Direction
All the entries need to be quoted exactly, apart from the pictures, which you should drop.

====

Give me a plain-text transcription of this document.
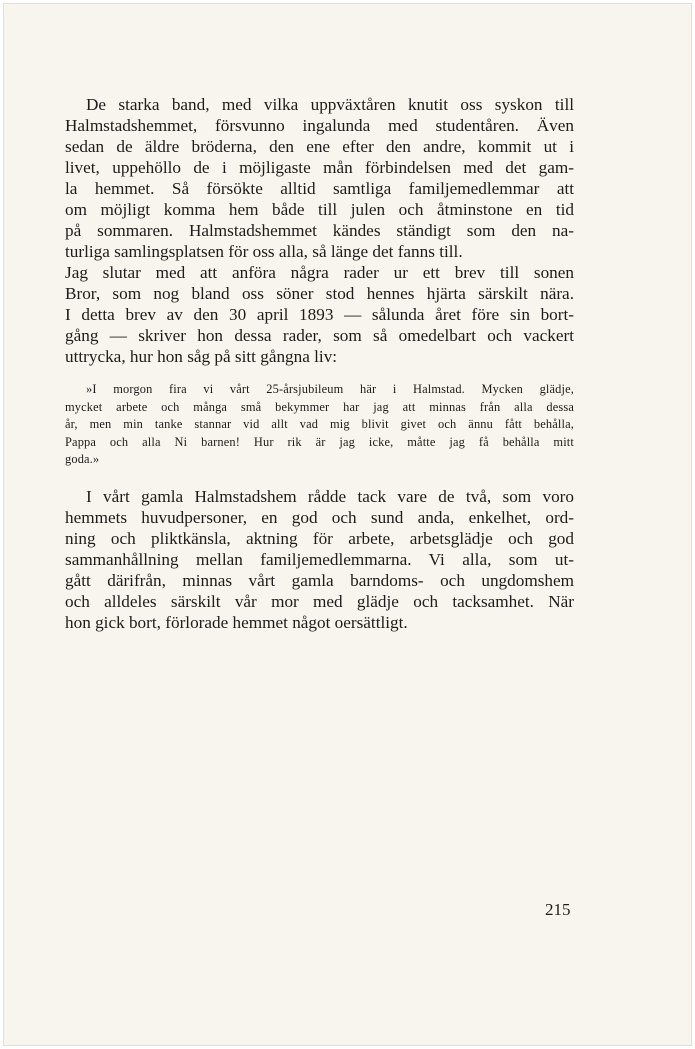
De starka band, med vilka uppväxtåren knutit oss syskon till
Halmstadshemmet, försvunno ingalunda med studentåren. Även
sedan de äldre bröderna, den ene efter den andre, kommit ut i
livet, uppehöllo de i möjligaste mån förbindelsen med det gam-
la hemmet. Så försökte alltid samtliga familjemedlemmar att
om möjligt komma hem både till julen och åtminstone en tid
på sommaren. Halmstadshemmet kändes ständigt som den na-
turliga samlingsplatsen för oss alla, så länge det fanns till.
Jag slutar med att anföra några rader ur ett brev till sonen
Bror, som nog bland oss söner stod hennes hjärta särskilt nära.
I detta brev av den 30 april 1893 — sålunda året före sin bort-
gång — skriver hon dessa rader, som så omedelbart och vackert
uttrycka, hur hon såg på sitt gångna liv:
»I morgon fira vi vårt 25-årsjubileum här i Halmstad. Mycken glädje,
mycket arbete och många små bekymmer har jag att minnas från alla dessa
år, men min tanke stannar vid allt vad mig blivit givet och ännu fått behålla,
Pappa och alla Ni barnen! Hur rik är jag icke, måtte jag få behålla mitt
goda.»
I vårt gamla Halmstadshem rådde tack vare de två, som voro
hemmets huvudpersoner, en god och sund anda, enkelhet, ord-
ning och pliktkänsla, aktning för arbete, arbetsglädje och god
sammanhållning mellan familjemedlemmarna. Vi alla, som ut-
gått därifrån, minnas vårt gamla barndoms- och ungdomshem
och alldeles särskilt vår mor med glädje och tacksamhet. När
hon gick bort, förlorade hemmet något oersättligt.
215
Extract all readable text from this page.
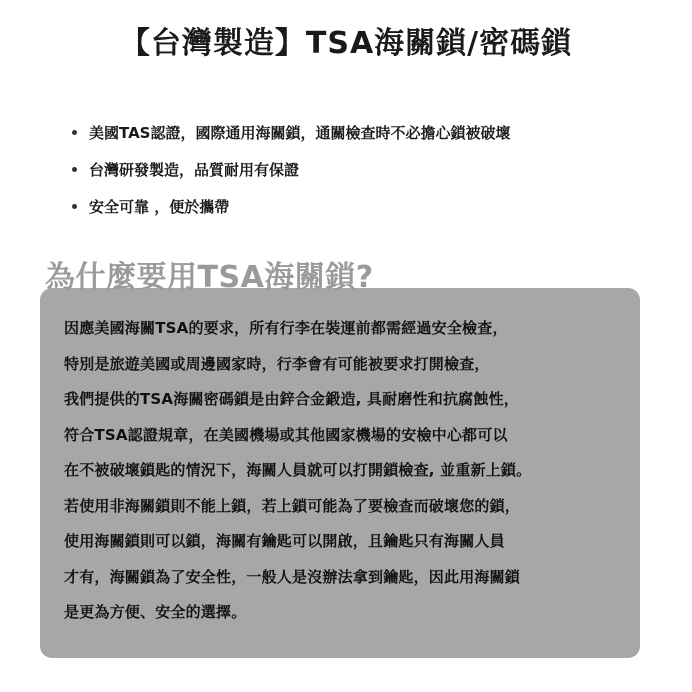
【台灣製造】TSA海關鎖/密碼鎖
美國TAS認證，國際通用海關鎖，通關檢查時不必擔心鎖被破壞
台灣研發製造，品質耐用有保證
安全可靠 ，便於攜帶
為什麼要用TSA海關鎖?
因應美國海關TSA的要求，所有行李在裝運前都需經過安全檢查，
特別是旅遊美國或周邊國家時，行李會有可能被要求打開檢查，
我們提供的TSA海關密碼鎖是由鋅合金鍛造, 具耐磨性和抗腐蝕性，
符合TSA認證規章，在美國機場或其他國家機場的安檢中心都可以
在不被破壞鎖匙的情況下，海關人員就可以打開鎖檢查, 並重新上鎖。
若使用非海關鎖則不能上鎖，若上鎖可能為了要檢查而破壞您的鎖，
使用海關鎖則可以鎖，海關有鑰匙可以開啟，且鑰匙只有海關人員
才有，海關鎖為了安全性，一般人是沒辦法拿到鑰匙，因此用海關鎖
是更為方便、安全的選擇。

====

Exercise solution
Give me a plain-text transcription of this document.
De starka band, med vilka uppväxtåren knutit oss syskon till
Halmstadshemmet, försvunno ingalunda med studentåren. Även
sedan de äldre bröderna, den ene efter den andre, kommit ut i
livet, uppehöllo de i möjligaste mån förbindelsen med det gam-
la hemmet. Så försökte alltid samtliga familjemedlemmar att
om möjligt komma hem både till julen och åtminstone en tid
på sommaren. Halmstadshemmet kändes ständigt som den na-
turliga samlingsplatsen för oss alla, så länge det fanns till.
Jag slutar med att anföra några rader ur ett brev till sonen
Bror, som nog bland oss söner stod hennes hjärta särskilt nära.
I detta brev av den 30 april 1893 — sålunda året före sin bort-
gång — skriver hon dessa rader, som så omedelbart och vackert
uttrycka, hur hon såg på sitt gångna liv:
»I morgon fira vi vårt 25-årsjubileum här i Halmstad. Mycken glädje,
mycket arbete och många små bekymmer har jag att minnas från alla dessa
år, men min tanke stannar vid allt vad mig blivit givet och ännu fått behålla,
Pappa och alla Ni barnen! Hur rik är jag icke, måtte jag få behålla mitt
goda.»
I vårt gamla Halmstadshem rådde tack vare de två, som voro
hemmets huvudpersoner, en god och sund anda, enkelhet, ord-
ning och pliktkänsla, aktning för arbete, arbetsglädje och god
sammanhållning mellan familjemedlemmarna. Vi alla, som ut-
gått därifrån, minnas vårt gamla barndoms- och ungdomshem
och alldeles särskilt vår mor med glädje och tacksamhet. När
hon gick bort, förlorade hemmet något oersättligt.
215
Extract all readable text from this page.
【台灣製造】TSA海關鎖/密碼鎖
美國TAS認證，國際通用海關鎖，通關檢查時不必擔心鎖被破壞
台灣研發製造，品質耐用有保證
安全可靠 ，便於攜帶
為什麼要用TSA海關鎖?
因應美國海關TSA的要求，所有行李在裝運前都需經過安全檢查，
特別是旅遊美國或周邊國家時，行李會有可能被要求打開檢查，
我們提供的TSA海關密碼鎖是由鋅合金鍛造, 具耐磨性和抗腐蝕性，
符合TSA認證規章，在美國機場或其他國家機場的安檢中心都可以
在不被破壞鎖匙的情況下，海關人員就可以打開鎖檢查, 並重新上鎖。
若使用非海關鎖則不能上鎖，若上鎖可能為了要檢查而破壞您的鎖，
使用海關鎖則可以鎖，海關有鑰匙可以開啟，且鑰匙只有海關人員
才有，海關鎖為了安全性，一般人是沒辦法拿到鑰匙，因此用海關鎖
是更為方便、安全的選擇。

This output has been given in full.